** START OF THE INPUT **

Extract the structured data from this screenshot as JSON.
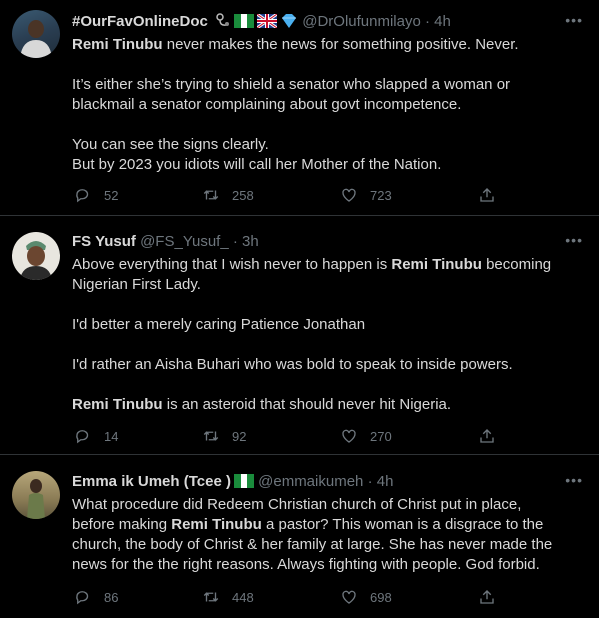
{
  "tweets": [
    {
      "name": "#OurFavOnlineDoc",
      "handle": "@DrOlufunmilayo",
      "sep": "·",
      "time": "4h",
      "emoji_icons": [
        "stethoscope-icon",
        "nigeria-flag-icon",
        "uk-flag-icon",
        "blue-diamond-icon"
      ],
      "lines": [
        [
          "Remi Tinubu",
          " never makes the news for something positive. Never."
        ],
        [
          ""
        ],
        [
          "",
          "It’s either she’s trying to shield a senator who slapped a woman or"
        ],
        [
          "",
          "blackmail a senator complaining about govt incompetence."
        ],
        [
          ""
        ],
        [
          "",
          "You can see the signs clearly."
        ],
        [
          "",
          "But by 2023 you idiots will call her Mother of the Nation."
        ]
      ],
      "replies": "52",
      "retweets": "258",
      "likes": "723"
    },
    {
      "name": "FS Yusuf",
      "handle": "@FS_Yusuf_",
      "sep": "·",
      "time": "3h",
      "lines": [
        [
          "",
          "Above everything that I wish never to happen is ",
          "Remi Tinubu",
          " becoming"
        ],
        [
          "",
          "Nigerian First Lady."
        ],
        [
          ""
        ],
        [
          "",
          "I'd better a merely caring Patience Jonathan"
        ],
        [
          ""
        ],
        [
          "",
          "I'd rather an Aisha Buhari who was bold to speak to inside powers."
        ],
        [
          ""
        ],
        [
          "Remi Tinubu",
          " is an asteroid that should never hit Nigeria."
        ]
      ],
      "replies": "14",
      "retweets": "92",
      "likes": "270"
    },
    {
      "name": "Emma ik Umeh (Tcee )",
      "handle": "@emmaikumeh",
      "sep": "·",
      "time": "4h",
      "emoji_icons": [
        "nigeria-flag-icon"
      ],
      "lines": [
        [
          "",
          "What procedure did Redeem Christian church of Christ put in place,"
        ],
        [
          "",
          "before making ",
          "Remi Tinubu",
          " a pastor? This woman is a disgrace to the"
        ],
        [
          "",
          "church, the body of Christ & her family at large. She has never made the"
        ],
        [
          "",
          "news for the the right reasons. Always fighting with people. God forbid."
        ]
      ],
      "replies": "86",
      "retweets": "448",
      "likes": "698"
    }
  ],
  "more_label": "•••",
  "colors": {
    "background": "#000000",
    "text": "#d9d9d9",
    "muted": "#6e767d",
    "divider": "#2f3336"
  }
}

** END OF THE INPUT **

AIM » Leave the pictures out and write out every entry exactly as given.

EXERCISE ANSWER »
Extract the structured data from this screenshot as JSON.
{
  "tweets": [
    {
      "name": "#OurFavOnlineDoc",
      "handle": "@DrOlufunmilayo",
      "sep": "·",
      "time": "4h",
      "emoji_icons": [
        "stethoscope-icon",
        "nigeria-flag-icon",
        "uk-flag-icon",
        "blue-diamond-icon"
      ],
      "lines": [
        [
          "Remi Tinubu",
          " never makes the news for something positive. Never."
        ],
        [
          ""
        ],
        [
          "",
          "It’s either she’s trying to shield a senator who slapped a woman or"
        ],
        [
          "",
          "blackmail a senator complaining about govt incompetence."
        ],
        [
          ""
        ],
        [
          "",
          "You can see the signs clearly."
        ],
        [
          "",
          "But by 2023 you idiots will call her Mother of the Nation."
        ]
      ],
      "replies": "52",
      "retweets": "258",
      "likes": "723"
    },
    {
      "name": "FS Yusuf",
      "handle": "@FS_Yusuf_",
      "sep": "·",
      "time": "3h",
      "lines": [
        [
          "",
          "Above everything that I wish never to happen is ",
          "Remi Tinubu",
          " becoming"
        ],
        [
          "",
          "Nigerian First Lady."
        ],
        [
          ""
        ],
        [
          "",
          "I'd better a merely caring Patience Jonathan"
        ],
        [
          ""
        ],
        [
          "",
          "I'd rather an Aisha Buhari who was bold to speak to inside powers."
        ],
        [
          ""
        ],
        [
          "Remi Tinubu",
          " is an asteroid that should never hit Nigeria."
        ]
      ],
      "replies": "14",
      "retweets": "92",
      "likes": "270"
    },
    {
      "name": "Emma ik Umeh (Tcee )",
      "handle": "@emmaikumeh",
      "sep": "·",
      "time": "4h",
      "emoji_icons": [
        "nigeria-flag-icon"
      ],
      "lines": [
        [
          "",
          "What procedure did Redeem Christian church of Christ put in place,"
        ],
        [
          "",
          "before making ",
          "Remi Tinubu",
          " a pastor? This woman is a disgrace to the"
        ],
        [
          "",
          "church, the body of Christ & her family at large. She has never made the"
        ],
        [
          "",
          "news for the the right reasons. Always fighting with people. God forbid."
        ]
      ],
      "replies": "86",
      "retweets": "448",
      "likes": "698"
    }
  ],
  "more_label": "•••",
  "colors": {
    "background": "#000000",
    "text": "#d9d9d9",
    "muted": "#6e767d",
    "divider": "#2f3336"
  }
}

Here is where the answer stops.